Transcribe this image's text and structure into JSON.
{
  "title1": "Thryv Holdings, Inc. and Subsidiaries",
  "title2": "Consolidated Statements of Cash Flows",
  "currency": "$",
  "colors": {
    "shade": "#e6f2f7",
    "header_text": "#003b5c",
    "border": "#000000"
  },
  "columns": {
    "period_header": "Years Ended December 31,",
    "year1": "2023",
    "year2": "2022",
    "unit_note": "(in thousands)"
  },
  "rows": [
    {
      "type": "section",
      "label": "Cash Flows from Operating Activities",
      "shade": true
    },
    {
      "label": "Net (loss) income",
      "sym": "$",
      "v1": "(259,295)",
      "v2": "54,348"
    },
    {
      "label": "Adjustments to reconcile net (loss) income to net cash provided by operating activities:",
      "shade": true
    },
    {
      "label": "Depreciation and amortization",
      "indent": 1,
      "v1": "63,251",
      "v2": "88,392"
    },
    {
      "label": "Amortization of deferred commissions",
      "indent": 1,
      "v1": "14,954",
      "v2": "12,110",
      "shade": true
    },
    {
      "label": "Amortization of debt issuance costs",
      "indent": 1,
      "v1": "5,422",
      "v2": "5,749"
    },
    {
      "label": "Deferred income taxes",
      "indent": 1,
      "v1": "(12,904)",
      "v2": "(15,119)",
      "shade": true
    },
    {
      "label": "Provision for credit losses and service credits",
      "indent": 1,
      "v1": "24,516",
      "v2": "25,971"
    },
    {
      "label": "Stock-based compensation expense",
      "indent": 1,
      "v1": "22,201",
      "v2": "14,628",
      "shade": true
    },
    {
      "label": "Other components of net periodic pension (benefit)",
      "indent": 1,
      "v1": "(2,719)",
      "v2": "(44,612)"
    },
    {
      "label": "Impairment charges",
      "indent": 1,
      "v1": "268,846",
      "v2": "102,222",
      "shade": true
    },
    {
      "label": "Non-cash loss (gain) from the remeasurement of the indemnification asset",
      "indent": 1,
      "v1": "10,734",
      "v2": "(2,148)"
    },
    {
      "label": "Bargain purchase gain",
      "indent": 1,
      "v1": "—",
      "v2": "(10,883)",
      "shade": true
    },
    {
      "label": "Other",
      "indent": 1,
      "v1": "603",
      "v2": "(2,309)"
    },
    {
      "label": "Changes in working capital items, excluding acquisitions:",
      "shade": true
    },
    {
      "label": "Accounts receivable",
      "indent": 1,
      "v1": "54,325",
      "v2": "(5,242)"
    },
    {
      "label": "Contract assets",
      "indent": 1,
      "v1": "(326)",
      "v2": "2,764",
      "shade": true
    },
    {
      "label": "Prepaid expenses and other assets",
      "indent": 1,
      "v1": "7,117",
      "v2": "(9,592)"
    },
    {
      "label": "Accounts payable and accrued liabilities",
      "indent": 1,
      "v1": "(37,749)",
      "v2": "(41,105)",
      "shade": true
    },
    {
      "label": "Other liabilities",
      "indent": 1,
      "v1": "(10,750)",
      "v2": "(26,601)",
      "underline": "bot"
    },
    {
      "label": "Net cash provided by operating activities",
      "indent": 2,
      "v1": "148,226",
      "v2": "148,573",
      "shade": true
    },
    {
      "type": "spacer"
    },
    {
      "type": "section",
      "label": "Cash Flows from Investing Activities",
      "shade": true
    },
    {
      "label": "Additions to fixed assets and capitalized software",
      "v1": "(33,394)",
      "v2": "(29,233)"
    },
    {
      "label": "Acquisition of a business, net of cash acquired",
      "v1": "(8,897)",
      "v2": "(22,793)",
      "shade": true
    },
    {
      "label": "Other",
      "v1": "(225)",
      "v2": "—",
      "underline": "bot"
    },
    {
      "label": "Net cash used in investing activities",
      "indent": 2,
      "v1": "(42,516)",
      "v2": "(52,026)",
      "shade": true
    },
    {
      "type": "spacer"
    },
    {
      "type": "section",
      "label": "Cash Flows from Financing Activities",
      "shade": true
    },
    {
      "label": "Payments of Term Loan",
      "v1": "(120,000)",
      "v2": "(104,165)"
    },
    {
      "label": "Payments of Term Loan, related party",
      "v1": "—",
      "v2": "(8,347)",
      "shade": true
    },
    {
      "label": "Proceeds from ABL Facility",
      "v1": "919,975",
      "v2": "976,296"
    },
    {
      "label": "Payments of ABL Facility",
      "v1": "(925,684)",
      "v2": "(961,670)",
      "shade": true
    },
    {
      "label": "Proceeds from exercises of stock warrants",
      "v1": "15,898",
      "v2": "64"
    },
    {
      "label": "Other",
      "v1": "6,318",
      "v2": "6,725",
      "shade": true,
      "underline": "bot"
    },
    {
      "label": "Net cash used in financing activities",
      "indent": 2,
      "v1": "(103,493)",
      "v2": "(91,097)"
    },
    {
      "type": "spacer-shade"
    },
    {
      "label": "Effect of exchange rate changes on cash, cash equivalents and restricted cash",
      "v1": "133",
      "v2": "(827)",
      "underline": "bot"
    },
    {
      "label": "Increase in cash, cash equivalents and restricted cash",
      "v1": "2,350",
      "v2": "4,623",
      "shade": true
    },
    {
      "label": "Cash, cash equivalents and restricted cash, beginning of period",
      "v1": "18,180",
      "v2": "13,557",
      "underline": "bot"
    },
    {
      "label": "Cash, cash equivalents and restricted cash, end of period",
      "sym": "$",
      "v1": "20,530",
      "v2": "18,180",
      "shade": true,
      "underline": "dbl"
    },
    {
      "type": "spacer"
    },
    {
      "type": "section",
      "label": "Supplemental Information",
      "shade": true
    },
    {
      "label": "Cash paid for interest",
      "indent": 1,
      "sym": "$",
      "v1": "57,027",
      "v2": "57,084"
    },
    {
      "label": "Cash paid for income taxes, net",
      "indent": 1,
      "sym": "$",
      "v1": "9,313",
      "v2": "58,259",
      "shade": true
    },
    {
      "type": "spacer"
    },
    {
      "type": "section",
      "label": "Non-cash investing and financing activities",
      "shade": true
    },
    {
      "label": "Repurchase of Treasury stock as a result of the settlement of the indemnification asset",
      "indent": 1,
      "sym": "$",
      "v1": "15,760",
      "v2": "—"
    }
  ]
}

——————————

- [GOAL]:
Make an exact copy of the listing, including every line.

- [ANSWER TO THIS EXERCISE]:
Transcribe this image's text and structure into JSON.
{
  "title1": "Thryv Holdings, Inc. and Subsidiaries",
  "title2": "Consolidated Statements of Cash Flows",
  "currency": "$",
  "colors": {
    "shade": "#e6f2f7",
    "header_text": "#003b5c",
    "border": "#000000"
  },
  "columns": {
    "period_header": "Years Ended December 31,",
    "year1": "2023",
    "year2": "2022",
    "unit_note": "(in thousands)"
  },
  "rows": [
    {
      "type": "section",
      "label": "Cash Flows from Operating Activities",
      "shade": true
    },
    {
      "label": "Net (loss) income",
      "sym": "$",
      "v1": "(259,295)",
      "v2": "54,348"
    },
    {
      "label": "Adjustments to reconcile net (loss) income to net cash provided by operating activities:",
      "shade": true
    },
    {
      "label": "Depreciation and amortization",
      "indent": 1,
      "v1": "63,251",
      "v2": "88,392"
    },
    {
      "label": "Amortization of deferred commissions",
      "indent": 1,
      "v1": "14,954",
      "v2": "12,110",
      "shade": true
    },
    {
      "label": "Amortization of debt issuance costs",
      "indent": 1,
      "v1": "5,422",
      "v2": "5,749"
    },
    {
      "label": "Deferred income taxes",
      "indent": 1,
      "v1": "(12,904)",
      "v2": "(15,119)",
      "shade": true
    },
    {
      "label": "Provision for credit losses and service credits",
      "indent": 1,
      "v1": "24,516",
      "v2": "25,971"
    },
    {
      "label": "Stock-based compensation expense",
      "indent": 1,
      "v1": "22,201",
      "v2": "14,628",
      "shade": true
    },
    {
      "label": "Other components of net periodic pension (benefit)",
      "indent": 1,
      "v1": "(2,719)",
      "v2": "(44,612)"
    },
    {
      "label": "Impairment charges",
      "indent": 1,
      "v1": "268,846",
      "v2": "102,222",
      "shade": true
    },
    {
      "label": "Non-cash loss (gain) from the remeasurement of the indemnification asset",
      "indent": 1,
      "v1": "10,734",
      "v2": "(2,148)"
    },
    {
      "label": "Bargain purchase gain",
      "indent": 1,
      "v1": "—",
      "v2": "(10,883)",
      "shade": true
    },
    {
      "label": "Other",
      "indent": 1,
      "v1": "603",
      "v2": "(2,309)"
    },
    {
      "label": "Changes in working capital items, excluding acquisitions:",
      "shade": true
    },
    {
      "label": "Accounts receivable",
      "indent": 1,
      "v1": "54,325",
      "v2": "(5,242)"
    },
    {
      "label": "Contract assets",
      "indent": 1,
      "v1": "(326)",
      "v2": "2,764",
      "shade": true
    },
    {
      "label": "Prepaid expenses and other assets",
      "indent": 1,
      "v1": "7,117",
      "v2": "(9,592)"
    },
    {
      "label": "Accounts payable and accrued liabilities",
      "indent": 1,
      "v1": "(37,749)",
      "v2": "(41,105)",
      "shade": true
    },
    {
      "label": "Other liabilities",
      "indent": 1,
      "v1": "(10,750)",
      "v2": "(26,601)",
      "underline": "bot"
    },
    {
      "label": "Net cash provided by operating activities",
      "indent": 2,
      "v1": "148,226",
      "v2": "148,573",
      "shade": true
    },
    {
      "type": "spacer"
    },
    {
      "type": "section",
      "label": "Cash Flows from Investing Activities",
      "shade": true
    },
    {
      "label": "Additions to fixed assets and capitalized software",
      "v1": "(33,394)",
      "v2": "(29,233)"
    },
    {
      "label": "Acquisition of a business, net of cash acquired",
      "v1": "(8,897)",
      "v2": "(22,793)",
      "shade": true
    },
    {
      "label": "Other",
      "v1": "(225)",
      "v2": "—",
      "underline": "bot"
    },
    {
      "label": "Net cash used in investing activities",
      "indent": 2,
      "v1": "(42,516)",
      "v2": "(52,026)",
      "shade": true
    },
    {
      "type": "spacer"
    },
    {
      "type": "section",
      "label": "Cash Flows from Financing Activities",
      "shade": true
    },
    {
      "label": "Payments of Term Loan",
      "v1": "(120,000)",
      "v2": "(104,165)"
    },
    {
      "label": "Payments of Term Loan, related party",
      "v1": "—",
      "v2": "(8,347)",
      "shade": true
    },
    {
      "label": "Proceeds from ABL Facility",
      "v1": "919,975",
      "v2": "976,296"
    },
    {
      "label": "Payments of ABL Facility",
      "v1": "(925,684)",
      "v2": "(961,670)",
      "shade": true
    },
    {
      "label": "Proceeds from exercises of stock warrants",
      "v1": "15,898",
      "v2": "64"
    },
    {
      "label": "Other",
      "v1": "6,318",
      "v2": "6,725",
      "shade": true,
      "underline": "bot"
    },
    {
      "label": "Net cash used in financing activities",
      "indent": 2,
      "v1": "(103,493)",
      "v2": "(91,097)"
    },
    {
      "type": "spacer-shade"
    },
    {
      "label": "Effect of exchange rate changes on cash, cash equivalents and restricted cash",
      "v1": "133",
      "v2": "(827)",
      "underline": "bot"
    },
    {
      "label": "Increase in cash, cash equivalents and restricted cash",
      "v1": "2,350",
      "v2": "4,623",
      "shade": true
    },
    {
      "label": "Cash, cash equivalents and restricted cash, beginning of period",
      "v1": "18,180",
      "v2": "13,557",
      "underline": "bot"
    },
    {
      "label": "Cash, cash equivalents and restricted cash, end of period",
      "sym": "$",
      "v1": "20,530",
      "v2": "18,180",
      "shade": true,
      "underline": "dbl"
    },
    {
      "type": "spacer"
    },
    {
      "type": "section",
      "label": "Supplemental Information",
      "shade": true
    },
    {
      "label": "Cash paid for interest",
      "indent": 1,
      "sym": "$",
      "v1": "57,027",
      "v2": "57,084"
    },
    {
      "label": "Cash paid for income taxes, net",
      "indent": 1,
      "sym": "$",
      "v1": "9,313",
      "v2": "58,259",
      "shade": true
    },
    {
      "type": "spacer"
    },
    {
      "type": "section",
      "label": "Non-cash investing and financing activities",
      "shade": true
    },
    {
      "label": "Repurchase of Treasury stock as a result of the settlement of the indemnification asset",
      "indent": 1,
      "sym": "$",
      "v1": "15,760",
      "v2": "—"
    }
  ]
}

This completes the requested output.